## [WRITTEN INSTRUCTION]
Select, from the material below, each line with "reply" in it.

┄┄┄┄┄┄┄┄┄┄┄┄┄┄┄┄┄┄┄┄

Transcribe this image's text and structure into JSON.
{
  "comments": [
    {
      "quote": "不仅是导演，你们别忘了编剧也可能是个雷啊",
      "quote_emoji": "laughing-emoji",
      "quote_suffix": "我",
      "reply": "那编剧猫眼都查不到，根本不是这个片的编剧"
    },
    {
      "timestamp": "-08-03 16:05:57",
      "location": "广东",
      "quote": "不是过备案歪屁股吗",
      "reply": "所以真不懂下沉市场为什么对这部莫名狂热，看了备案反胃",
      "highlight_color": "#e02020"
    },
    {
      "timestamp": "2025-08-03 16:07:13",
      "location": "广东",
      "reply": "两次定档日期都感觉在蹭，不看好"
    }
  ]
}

┄┄┄┄┄┄┄┄┄┄┄┄┄┄┄┄┄┄┄┄

## [SOLUTION TO THIS PROBLEM]
      "reply": "那编剧猫眼都查不到，根本不是这个片的编剧"
      "reply": "所以真不懂下沉市场为什么对这部莫名狂热，看了备案反胃",
      "reply": "两次定档日期都感觉在蹭，不看好"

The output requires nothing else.